> _TASK DIRECTIONS_:
Return all of the data exactly, with nothing left out but the pictures.

> _DATA SUPPLIED_:
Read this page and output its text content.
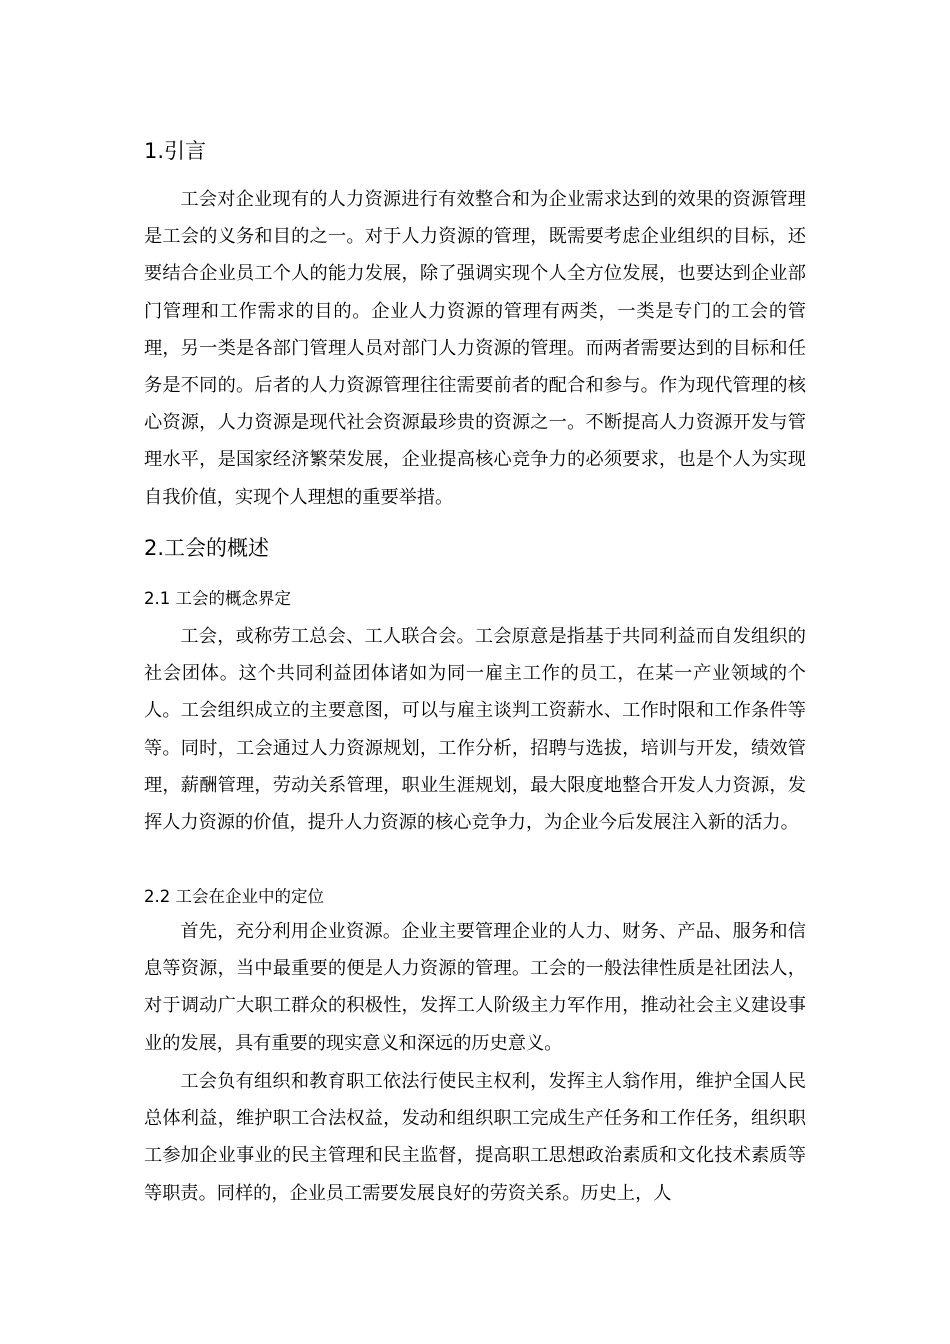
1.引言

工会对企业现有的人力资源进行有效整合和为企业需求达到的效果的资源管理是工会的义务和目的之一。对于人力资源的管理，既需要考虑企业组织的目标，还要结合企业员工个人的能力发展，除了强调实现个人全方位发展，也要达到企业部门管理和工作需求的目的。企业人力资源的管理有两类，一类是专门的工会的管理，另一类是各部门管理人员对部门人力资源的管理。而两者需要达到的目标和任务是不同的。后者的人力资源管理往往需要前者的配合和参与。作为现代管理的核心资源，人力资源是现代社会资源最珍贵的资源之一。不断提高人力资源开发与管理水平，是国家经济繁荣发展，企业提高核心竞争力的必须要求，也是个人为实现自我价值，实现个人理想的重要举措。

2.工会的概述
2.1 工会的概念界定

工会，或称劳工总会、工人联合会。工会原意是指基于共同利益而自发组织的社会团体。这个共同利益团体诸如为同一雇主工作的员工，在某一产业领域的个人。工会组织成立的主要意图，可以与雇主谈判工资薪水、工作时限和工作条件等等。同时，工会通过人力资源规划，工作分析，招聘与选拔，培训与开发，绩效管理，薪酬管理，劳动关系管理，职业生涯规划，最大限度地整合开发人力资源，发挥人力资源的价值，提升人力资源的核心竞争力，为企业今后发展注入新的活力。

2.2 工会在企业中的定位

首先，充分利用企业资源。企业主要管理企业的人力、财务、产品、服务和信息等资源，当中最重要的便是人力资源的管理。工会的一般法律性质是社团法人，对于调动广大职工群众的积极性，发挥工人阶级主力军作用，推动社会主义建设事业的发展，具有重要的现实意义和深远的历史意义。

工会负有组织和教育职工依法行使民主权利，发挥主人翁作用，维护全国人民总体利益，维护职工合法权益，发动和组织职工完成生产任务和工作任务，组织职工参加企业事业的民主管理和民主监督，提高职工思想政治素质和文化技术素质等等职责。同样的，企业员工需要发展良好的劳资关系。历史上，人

> _EXERCISE RESULT_:
Read this page and output its text content.
1.引言

工会对企业现有的人力资源进行有效整合和为企业需求达到的效果的资源管理是工会的义务和目的之一。对于人力资源的管理，既需要考虑企业组织的目标，还要结合企业员工个人的能力发展，除了强调实现个人全方位发展，也要达到企业部门管理和工作需求的目的。企业人力资源的管理有两类，一类是专门的工会的管理，另一类是各部门管理人员对部门人力资源的管理。而两者需要达到的目标和任务是不同的。后者的人力资源管理往往需要前者的配合和参与。作为现代管理的核心资源，人力资源是现代社会资源最珍贵的资源之一。不断提高人力资源开发与管理水平，是国家经济繁荣发展，企业提高核心竞争力的必须要求，也是个人为实现自我价值，实现个人理想的重要举措。

2.工会的概述
2.1 工会的概念界定

工会，或称劳工总会、工人联合会。工会原意是指基于共同利益而自发组织的社会团体。这个共同利益团体诸如为同一雇主工作的员工，在某一产业领域的个人。工会组织成立的主要意图，可以与雇主谈判工资薪水、工作时限和工作条件等等。同时，工会通过人力资源规划，工作分析，招聘与选拔，培训与开发，绩效管理，薪酬管理，劳动关系管理，职业生涯规划，最大限度地整合开发人力资源，发挥人力资源的价值，提升人力资源的核心竞争力，为企业今后发展注入新的活力。

2.2 工会在企业中的定位

首先，充分利用企业资源。企业主要管理企业的人力、财务、产品、服务和信息等资源，当中最重要的便是人力资源的管理。工会的一般法律性质是社团法人，对于调动广大职工群众的积极性，发挥工人阶级主力军作用，推动社会主义建设事业的发展，具有重要的现实意义和深远的历史意义。

工会负有组织和教育职工依法行使民主权利，发挥主人翁作用，维护全国人民总体利益，维护职工合法权益，发动和组织职工完成生产任务和工作任务，组织职工参加企业事业的民主管理和民主监督，提高职工思想政治素质和文化技术素质等等职责。同样的，企业员工需要发展良好的劳资关系。历史上，人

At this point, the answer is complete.